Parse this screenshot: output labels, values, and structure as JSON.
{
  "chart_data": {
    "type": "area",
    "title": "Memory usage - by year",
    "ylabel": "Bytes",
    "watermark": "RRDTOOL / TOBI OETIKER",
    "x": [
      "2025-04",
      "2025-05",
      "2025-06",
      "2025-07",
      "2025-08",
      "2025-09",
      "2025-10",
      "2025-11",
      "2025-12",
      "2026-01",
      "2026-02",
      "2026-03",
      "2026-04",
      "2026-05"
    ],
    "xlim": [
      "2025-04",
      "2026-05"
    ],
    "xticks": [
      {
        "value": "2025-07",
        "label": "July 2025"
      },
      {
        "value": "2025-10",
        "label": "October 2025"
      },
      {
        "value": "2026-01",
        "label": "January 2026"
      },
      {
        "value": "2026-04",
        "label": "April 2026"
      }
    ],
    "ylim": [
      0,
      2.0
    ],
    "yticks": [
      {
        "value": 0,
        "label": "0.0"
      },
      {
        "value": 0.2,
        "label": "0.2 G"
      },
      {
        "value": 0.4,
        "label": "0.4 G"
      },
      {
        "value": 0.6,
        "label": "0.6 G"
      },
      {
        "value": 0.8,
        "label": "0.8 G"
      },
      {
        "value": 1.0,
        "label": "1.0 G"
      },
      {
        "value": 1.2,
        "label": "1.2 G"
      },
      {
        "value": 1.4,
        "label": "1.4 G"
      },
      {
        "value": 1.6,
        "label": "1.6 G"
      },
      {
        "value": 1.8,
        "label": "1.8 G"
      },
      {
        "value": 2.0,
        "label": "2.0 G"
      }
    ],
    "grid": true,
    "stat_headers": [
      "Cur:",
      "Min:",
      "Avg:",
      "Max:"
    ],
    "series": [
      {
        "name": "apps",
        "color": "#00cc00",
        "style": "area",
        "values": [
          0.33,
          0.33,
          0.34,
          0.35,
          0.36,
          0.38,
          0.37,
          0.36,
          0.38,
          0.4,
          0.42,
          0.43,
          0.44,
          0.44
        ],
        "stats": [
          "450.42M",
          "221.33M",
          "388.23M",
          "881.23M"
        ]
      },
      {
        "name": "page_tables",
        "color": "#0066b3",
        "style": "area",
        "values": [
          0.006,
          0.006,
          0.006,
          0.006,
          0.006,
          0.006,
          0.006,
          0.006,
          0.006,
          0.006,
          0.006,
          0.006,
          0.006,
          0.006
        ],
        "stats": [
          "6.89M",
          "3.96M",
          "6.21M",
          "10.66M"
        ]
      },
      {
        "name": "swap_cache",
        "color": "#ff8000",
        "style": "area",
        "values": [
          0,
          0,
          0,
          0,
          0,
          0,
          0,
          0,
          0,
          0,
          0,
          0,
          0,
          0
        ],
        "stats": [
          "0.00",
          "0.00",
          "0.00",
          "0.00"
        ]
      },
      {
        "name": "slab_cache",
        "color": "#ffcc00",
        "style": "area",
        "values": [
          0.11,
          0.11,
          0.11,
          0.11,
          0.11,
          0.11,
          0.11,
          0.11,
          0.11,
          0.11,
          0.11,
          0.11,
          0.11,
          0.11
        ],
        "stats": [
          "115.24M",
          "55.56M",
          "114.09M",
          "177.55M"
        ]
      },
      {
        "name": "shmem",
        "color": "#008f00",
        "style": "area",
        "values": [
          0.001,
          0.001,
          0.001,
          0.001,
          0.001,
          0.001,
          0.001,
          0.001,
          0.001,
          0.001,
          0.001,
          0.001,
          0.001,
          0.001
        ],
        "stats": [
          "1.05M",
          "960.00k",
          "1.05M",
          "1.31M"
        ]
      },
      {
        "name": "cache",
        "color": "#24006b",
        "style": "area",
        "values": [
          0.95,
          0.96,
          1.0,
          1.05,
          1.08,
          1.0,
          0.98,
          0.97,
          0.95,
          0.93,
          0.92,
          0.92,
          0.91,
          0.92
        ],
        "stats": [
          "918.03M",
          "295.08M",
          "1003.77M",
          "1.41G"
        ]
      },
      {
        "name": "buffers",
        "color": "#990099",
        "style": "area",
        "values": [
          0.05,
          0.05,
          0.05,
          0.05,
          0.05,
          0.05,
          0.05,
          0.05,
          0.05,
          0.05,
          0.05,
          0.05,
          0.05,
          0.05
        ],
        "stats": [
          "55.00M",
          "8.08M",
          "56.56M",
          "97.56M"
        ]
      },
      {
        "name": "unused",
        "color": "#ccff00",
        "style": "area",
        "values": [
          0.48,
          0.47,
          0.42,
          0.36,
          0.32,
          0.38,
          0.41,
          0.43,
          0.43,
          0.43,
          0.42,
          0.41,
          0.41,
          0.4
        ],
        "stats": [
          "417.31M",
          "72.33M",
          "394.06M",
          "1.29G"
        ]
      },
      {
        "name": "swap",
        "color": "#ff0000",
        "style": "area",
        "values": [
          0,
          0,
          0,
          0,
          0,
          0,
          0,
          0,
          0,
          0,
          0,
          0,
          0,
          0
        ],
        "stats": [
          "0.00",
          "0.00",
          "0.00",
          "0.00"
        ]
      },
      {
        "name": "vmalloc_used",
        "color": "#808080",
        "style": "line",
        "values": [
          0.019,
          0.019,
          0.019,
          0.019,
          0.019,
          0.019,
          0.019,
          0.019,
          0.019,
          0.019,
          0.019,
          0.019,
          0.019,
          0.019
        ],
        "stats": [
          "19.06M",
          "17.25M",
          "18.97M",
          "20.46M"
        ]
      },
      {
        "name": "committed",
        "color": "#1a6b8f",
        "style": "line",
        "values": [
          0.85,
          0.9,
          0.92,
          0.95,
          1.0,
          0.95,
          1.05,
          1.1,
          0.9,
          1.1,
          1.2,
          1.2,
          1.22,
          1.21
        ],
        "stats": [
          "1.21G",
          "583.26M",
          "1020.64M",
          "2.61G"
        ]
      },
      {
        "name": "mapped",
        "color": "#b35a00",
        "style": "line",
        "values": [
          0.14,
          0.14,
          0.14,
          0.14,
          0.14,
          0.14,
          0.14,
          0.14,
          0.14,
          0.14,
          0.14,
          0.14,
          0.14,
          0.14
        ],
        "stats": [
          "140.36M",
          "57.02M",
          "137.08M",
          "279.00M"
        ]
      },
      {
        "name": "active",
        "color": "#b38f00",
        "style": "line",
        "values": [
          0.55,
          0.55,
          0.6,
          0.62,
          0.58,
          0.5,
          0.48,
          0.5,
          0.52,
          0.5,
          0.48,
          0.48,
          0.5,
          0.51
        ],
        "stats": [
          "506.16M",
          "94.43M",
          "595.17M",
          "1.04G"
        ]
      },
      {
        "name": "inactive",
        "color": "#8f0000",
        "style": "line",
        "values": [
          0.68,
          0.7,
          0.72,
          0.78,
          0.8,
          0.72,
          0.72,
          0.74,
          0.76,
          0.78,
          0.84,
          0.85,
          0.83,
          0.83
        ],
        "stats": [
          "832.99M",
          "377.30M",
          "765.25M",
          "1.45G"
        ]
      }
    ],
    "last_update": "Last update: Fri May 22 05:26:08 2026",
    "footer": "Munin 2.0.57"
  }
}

=== Exercise ===
Above are some records; repeat all of them exactly.

=== Answer to this exercise ===
Parse this screenshot: output labels, values, and structure as JSON.
{
  "chart_data": {
    "type": "area",
    "title": "Memory usage - by year",
    "ylabel": "Bytes",
    "watermark": "RRDTOOL / TOBI OETIKER",
    "x": [
      "2025-04",
      "2025-05",
      "2025-06",
      "2025-07",
      "2025-08",
      "2025-09",
      "2025-10",
      "2025-11",
      "2025-12",
      "2026-01",
      "2026-02",
      "2026-03",
      "2026-04",
      "2026-05"
    ],
    "xlim": [
      "2025-04",
      "2026-05"
    ],
    "xticks": [
      {
        "value": "2025-07",
        "label": "July 2025"
      },
      {
        "value": "2025-10",
        "label": "October 2025"
      },
      {
        "value": "2026-01",
        "label": "January 2026"
      },
      {
        "value": "2026-04",
        "label": "April 2026"
      }
    ],
    "ylim": [
      0,
      2.0
    ],
    "yticks": [
      {
        "value": 0,
        "label": "0.0"
      },
      {
        "value": 0.2,
        "label": "0.2 G"
      },
      {
        "value": 0.4,
        "label": "0.4 G"
      },
      {
        "value": 0.6,
        "label": "0.6 G"
      },
      {
        "value": 0.8,
        "label": "0.8 G"
      },
      {
        "value": 1.0,
        "label": "1.0 G"
      },
      {
        "value": 1.2,
        "label": "1.2 G"
      },
      {
        "value": 1.4,
        "label": "1.4 G"
      },
      {
        "value": 1.6,
        "label": "1.6 G"
      },
      {
        "value": 1.8,
        "label": "1.8 G"
      },
      {
        "value": 2.0,
        "label": "2.0 G"
      }
    ],
    "grid": true,
    "stat_headers": [
      "Cur:",
      "Min:",
      "Avg:",
      "Max:"
    ],
    "series": [
      {
        "name": "apps",
        "color": "#00cc00",
        "style": "area",
        "values": [
          0.33,
          0.33,
          0.34,
          0.35,
          0.36,
          0.38,
          0.37,
          0.36,
          0.38,
          0.4,
          0.42,
          0.43,
          0.44,
          0.44
        ],
        "stats": [
          "450.42M",
          "221.33M",
          "388.23M",
          "881.23M"
        ]
      },
      {
        "name": "page_tables",
        "color": "#0066b3",
        "style": "area",
        "values": [
          0.006,
          0.006,
          0.006,
          0.006,
          0.006,
          0.006,
          0.006,
          0.006,
          0.006,
          0.006,
          0.006,
          0.006,
          0.006,
          0.006
        ],
        "stats": [
          "6.89M",
          "3.96M",
          "6.21M",
          "10.66M"
        ]
      },
      {
        "name": "swap_cache",
        "color": "#ff8000",
        "style": "area",
        "values": [
          0,
          0,
          0,
          0,
          0,
          0,
          0,
          0,
          0,
          0,
          0,
          0,
          0,
          0
        ],
        "stats": [
          "0.00",
          "0.00",
          "0.00",
          "0.00"
        ]
      },
      {
        "name": "slab_cache",
        "color": "#ffcc00",
        "style": "area",
        "values": [
          0.11,
          0.11,
          0.11,
          0.11,
          0.11,
          0.11,
          0.11,
          0.11,
          0.11,
          0.11,
          0.11,
          0.11,
          0.11,
          0.11
        ],
        "stats": [
          "115.24M",
          "55.56M",
          "114.09M",
          "177.55M"
        ]
      },
      {
        "name": "shmem",
        "color": "#008f00",
        "style": "area",
        "values": [
          0.001,
          0.001,
          0.001,
          0.001,
          0.001,
          0.001,
          0.001,
          0.001,
          0.001,
          0.001,
          0.001,
          0.001,
          0.001,
          0.001
        ],
        "stats": [
          "1.05M",
          "960.00k",
          "1.05M",
          "1.31M"
        ]
      },
      {
        "name": "cache",
        "color": "#24006b",
        "style": "area",
        "values": [
          0.95,
          0.96,
          1.0,
          1.05,
          1.08,
          1.0,
          0.98,
          0.97,
          0.95,
          0.93,
          0.92,
          0.92,
          0.91,
          0.92
        ],
        "stats": [
          "918.03M",
          "295.08M",
          "1003.77M",
          "1.41G"
        ]
      },
      {
        "name": "buffers",
        "color": "#990099",
        "style": "area",
        "values": [
          0.05,
          0.05,
          0.05,
          0.05,
          0.05,
          0.05,
          0.05,
          0.05,
          0.05,
          0.05,
          0.05,
          0.05,
          0.05,
          0.05
        ],
        "stats": [
          "55.00M",
          "8.08M",
          "56.56M",
          "97.56M"
        ]
      },
      {
        "name": "unused",
        "color": "#ccff00",
        "style": "area",
        "values": [
          0.48,
          0.47,
          0.42,
          0.36,
          0.32,
          0.38,
          0.41,
          0.43,
          0.43,
          0.43,
          0.42,
          0.41,
          0.41,
          0.4
        ],
        "stats": [
          "417.31M",
          "72.33M",
          "394.06M",
          "1.29G"
        ]
      },
      {
        "name": "swap",
        "color": "#ff0000",
        "style": "area",
        "values": [
          0,
          0,
          0,
          0,
          0,
          0,
          0,
          0,
          0,
          0,
          0,
          0,
          0,
          0
        ],
        "stats": [
          "0.00",
          "0.00",
          "0.00",
          "0.00"
        ]
      },
      {
        "name": "vmalloc_used",
        "color": "#808080",
        "style": "line",
        "values": [
          0.019,
          0.019,
          0.019,
          0.019,
          0.019,
          0.019,
          0.019,
          0.019,
          0.019,
          0.019,
          0.019,
          0.019,
          0.019,
          0.019
        ],
        "stats": [
          "19.06M",
          "17.25M",
          "18.97M",
          "20.46M"
        ]
      },
      {
        "name": "committed",
        "color": "#1a6b8f",
        "style": "line",
        "values": [
          0.85,
          0.9,
          0.92,
          0.95,
          1.0,
          0.95,
          1.05,
          1.1,
          0.9,
          1.1,
          1.2,
          1.2,
          1.22,
          1.21
        ],
        "stats": [
          "1.21G",
          "583.26M",
          "1020.64M",
          "2.61G"
        ]
      },
      {
        "name": "mapped",
        "color": "#b35a00",
        "style": "line",
        "values": [
          0.14,
          0.14,
          0.14,
          0.14,
          0.14,
          0.14,
          0.14,
          0.14,
          0.14,
          0.14,
          0.14,
          0.14,
          0.14,
          0.14
        ],
        "stats": [
          "140.36M",
          "57.02M",
          "137.08M",
          "279.00M"
        ]
      },
      {
        "name": "active",
        "color": "#b38f00",
        "style": "line",
        "values": [
          0.55,
          0.55,
          0.6,
          0.62,
          0.58,
          0.5,
          0.48,
          0.5,
          0.52,
          0.5,
          0.48,
          0.48,
          0.5,
          0.51
        ],
        "stats": [
          "506.16M",
          "94.43M",
          "595.17M",
          "1.04G"
        ]
      },
      {
        "name": "inactive",
        "color": "#8f0000",
        "style": "line",
        "values": [
          0.68,
          0.7,
          0.72,
          0.78,
          0.8,
          0.72,
          0.72,
          0.74,
          0.76,
          0.78,
          0.84,
          0.85,
          0.83,
          0.83
        ],
        "stats": [
          "832.99M",
          "377.30M",
          "765.25M",
          "1.45G"
        ]
      }
    ],
    "last_update": "Last update: Fri May 22 05:26:08 2026",
    "footer": "Munin 2.0.57"
  }
}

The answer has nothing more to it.